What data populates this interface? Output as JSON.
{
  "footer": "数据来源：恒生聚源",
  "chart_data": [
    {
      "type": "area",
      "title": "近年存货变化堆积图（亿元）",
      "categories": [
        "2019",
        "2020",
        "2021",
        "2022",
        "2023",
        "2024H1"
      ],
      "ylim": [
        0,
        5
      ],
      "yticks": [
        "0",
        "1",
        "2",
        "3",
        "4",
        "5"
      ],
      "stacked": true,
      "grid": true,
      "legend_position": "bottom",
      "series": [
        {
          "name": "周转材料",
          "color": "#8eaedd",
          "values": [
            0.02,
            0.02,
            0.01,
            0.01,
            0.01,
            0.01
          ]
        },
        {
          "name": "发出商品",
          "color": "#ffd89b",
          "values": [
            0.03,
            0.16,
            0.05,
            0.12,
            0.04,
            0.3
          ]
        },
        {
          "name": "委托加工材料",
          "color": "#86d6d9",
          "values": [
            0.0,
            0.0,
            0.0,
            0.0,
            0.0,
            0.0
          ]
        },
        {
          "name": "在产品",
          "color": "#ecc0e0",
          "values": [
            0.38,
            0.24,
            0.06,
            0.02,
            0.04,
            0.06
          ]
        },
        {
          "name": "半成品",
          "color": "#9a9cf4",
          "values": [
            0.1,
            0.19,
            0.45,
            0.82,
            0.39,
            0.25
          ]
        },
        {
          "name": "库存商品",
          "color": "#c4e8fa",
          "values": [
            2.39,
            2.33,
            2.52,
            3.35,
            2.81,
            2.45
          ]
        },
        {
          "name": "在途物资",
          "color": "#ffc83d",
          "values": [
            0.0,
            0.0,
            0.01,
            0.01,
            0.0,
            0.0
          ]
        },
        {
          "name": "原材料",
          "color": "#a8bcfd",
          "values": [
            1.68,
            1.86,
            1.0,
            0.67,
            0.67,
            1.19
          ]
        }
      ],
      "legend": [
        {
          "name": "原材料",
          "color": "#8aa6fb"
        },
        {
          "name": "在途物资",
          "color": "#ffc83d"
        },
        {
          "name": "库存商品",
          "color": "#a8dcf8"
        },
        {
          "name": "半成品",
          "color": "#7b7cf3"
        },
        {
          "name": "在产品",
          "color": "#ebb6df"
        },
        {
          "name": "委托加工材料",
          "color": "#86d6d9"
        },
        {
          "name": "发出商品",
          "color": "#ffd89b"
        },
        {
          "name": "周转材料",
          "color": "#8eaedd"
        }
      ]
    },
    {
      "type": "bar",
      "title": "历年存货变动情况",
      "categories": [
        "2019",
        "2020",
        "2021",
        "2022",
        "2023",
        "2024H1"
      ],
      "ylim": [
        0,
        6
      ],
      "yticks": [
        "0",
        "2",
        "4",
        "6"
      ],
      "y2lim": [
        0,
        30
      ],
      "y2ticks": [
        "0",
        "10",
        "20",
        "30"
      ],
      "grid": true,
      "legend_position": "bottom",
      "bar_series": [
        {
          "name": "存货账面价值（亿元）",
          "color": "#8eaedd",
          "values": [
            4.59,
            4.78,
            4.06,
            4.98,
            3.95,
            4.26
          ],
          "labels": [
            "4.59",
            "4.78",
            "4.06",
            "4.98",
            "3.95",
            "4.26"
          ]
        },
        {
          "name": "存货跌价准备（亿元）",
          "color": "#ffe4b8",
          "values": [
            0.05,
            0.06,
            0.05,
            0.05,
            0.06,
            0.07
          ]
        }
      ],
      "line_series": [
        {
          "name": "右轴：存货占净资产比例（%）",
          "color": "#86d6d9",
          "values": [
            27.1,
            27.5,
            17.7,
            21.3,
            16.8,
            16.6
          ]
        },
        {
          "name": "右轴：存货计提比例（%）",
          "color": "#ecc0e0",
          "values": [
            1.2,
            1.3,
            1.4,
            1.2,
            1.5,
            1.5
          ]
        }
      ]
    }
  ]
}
== == ==
**Goal of the exercise:** All of the data shown above must be copied exactly.

**Task solution:**
What data populates this interface? Output as JSON.
{
  "footer": "数据来源：恒生聚源",
  "chart_data": [
    {
      "type": "area",
      "title": "近年存货变化堆积图（亿元）",
      "categories": [
        "2019",
        "2020",
        "2021",
        "2022",
        "2023",
        "2024H1"
      ],
      "ylim": [
        0,
        5
      ],
      "yticks": [
        "0",
        "1",
        "2",
        "3",
        "4",
        "5"
      ],
      "stacked": true,
      "grid": true,
      "legend_position": "bottom",
      "series": [
        {
          "name": "周转材料",
          "color": "#8eaedd",
          "values": [
            0.02,
            0.02,
            0.01,
            0.01,
            0.01,
            0.01
          ]
        },
        {
          "name": "发出商品",
          "color": "#ffd89b",
          "values": [
            0.03,
            0.16,
            0.05,
            0.12,
            0.04,
            0.3
          ]
        },
        {
          "name": "委托加工材料",
          "color": "#86d6d9",
          "values": [
            0.0,
            0.0,
            0.0,
            0.0,
            0.0,
            0.0
          ]
        },
        {
          "name": "在产品",
          "color": "#ecc0e0",
          "values": [
            0.38,
            0.24,
            0.06,
            0.02,
            0.04,
            0.06
          ]
        },
        {
          "name": "半成品",
          "color": "#9a9cf4",
          "values": [
            0.1,
            0.19,
            0.45,
            0.82,
            0.39,
            0.25
          ]
        },
        {
          "name": "库存商品",
          "color": "#c4e8fa",
          "values": [
            2.39,
            2.33,
            2.52,
            3.35,
            2.81,
            2.45
          ]
        },
        {
          "name": "在途物资",
          "color": "#ffc83d",
          "values": [
            0.0,
            0.0,
            0.01,
            0.01,
            0.0,
            0.0
          ]
        },
        {
          "name": "原材料",
          "color": "#a8bcfd",
          "values": [
            1.68,
            1.86,
            1.0,
            0.67,
            0.67,
            1.19
          ]
        }
      ],
      "legend": [
        {
          "name": "原材料",
          "color": "#8aa6fb"
        },
        {
          "name": "在途物资",
          "color": "#ffc83d"
        },
        {
          "name": "库存商品",
          "color": "#a8dcf8"
        },
        {
          "name": "半成品",
          "color": "#7b7cf3"
        },
        {
          "name": "在产品",
          "color": "#ebb6df"
        },
        {
          "name": "委托加工材料",
          "color": "#86d6d9"
        },
        {
          "name": "发出商品",
          "color": "#ffd89b"
        },
        {
          "name": "周转材料",
          "color": "#8eaedd"
        }
      ]
    },
    {
      "type": "bar",
      "title": "历年存货变动情况",
      "categories": [
        "2019",
        "2020",
        "2021",
        "2022",
        "2023",
        "2024H1"
      ],
      "ylim": [
        0,
        6
      ],
      "yticks": [
        "0",
        "2",
        "4",
        "6"
      ],
      "y2lim": [
        0,
        30
      ],
      "y2ticks": [
        "0",
        "10",
        "20",
        "30"
      ],
      "grid": true,
      "legend_position": "bottom",
      "bar_series": [
        {
          "name": "存货账面价值（亿元）",
          "color": "#8eaedd",
          "values": [
            4.59,
            4.78,
            4.06,
            4.98,
            3.95,
            4.26
          ],
          "labels": [
            "4.59",
            "4.78",
            "4.06",
            "4.98",
            "3.95",
            "4.26"
          ]
        },
        {
          "name": "存货跌价准备（亿元）",
          "color": "#ffe4b8",
          "values": [
            0.05,
            0.06,
            0.05,
            0.05,
            0.06,
            0.07
          ]
        }
      ],
      "line_series": [
        {
          "name": "右轴：存货占净资产比例（%）",
          "color": "#86d6d9",
          "values": [
            27.1,
            27.5,
            17.7,
            21.3,
            16.8,
            16.6
          ]
        },
        {
          "name": "右轴：存货计提比例（%）",
          "color": "#ecc0e0",
          "values": [
            1.2,
            1.3,
            1.4,
            1.2,
            1.5,
            1.5
          ]
        }
      ]
    }
  ]
}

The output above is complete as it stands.